─── Information supplied

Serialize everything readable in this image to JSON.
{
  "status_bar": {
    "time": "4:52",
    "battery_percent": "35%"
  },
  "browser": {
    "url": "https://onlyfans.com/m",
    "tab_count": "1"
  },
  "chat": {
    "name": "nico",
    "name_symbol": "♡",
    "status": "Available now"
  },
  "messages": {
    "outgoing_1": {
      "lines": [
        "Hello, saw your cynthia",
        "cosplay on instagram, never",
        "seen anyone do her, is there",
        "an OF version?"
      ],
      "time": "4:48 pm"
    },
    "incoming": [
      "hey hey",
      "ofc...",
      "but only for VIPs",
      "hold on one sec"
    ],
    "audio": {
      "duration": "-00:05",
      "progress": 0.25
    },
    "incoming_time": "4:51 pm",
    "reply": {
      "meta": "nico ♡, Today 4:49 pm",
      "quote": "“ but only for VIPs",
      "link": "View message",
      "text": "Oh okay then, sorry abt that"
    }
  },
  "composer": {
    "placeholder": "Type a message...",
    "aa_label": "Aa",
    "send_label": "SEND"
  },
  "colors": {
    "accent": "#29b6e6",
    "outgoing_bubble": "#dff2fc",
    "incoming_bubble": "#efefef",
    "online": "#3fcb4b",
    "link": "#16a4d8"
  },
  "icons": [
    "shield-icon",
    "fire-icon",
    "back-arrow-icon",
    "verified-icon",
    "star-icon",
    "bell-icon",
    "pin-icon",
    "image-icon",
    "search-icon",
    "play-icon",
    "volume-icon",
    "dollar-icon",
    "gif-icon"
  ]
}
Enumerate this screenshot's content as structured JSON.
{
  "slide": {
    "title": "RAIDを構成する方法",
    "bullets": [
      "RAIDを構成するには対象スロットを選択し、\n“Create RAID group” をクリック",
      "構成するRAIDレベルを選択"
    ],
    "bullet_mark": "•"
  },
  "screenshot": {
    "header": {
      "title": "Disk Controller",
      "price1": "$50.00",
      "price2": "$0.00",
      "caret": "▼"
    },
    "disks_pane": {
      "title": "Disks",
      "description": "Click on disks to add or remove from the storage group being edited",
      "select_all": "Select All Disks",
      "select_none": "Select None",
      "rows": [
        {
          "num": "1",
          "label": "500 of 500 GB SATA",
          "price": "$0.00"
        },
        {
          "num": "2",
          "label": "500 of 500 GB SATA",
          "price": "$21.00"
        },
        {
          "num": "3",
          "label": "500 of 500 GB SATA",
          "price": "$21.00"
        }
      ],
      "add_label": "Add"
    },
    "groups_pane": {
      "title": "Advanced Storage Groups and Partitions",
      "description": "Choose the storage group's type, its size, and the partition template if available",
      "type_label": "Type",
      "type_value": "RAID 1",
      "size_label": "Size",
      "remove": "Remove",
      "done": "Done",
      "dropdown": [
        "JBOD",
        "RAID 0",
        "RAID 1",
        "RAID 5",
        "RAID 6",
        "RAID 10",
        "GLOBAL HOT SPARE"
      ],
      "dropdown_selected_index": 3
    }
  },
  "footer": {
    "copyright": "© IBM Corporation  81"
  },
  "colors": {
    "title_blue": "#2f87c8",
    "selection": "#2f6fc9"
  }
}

──────

* **Task to carry out**
Go through the records and copy each line with "screenshot" in it.

* **Response to this task**
Enumerate this screenshot's content as structured JSON.
  "screenshot": {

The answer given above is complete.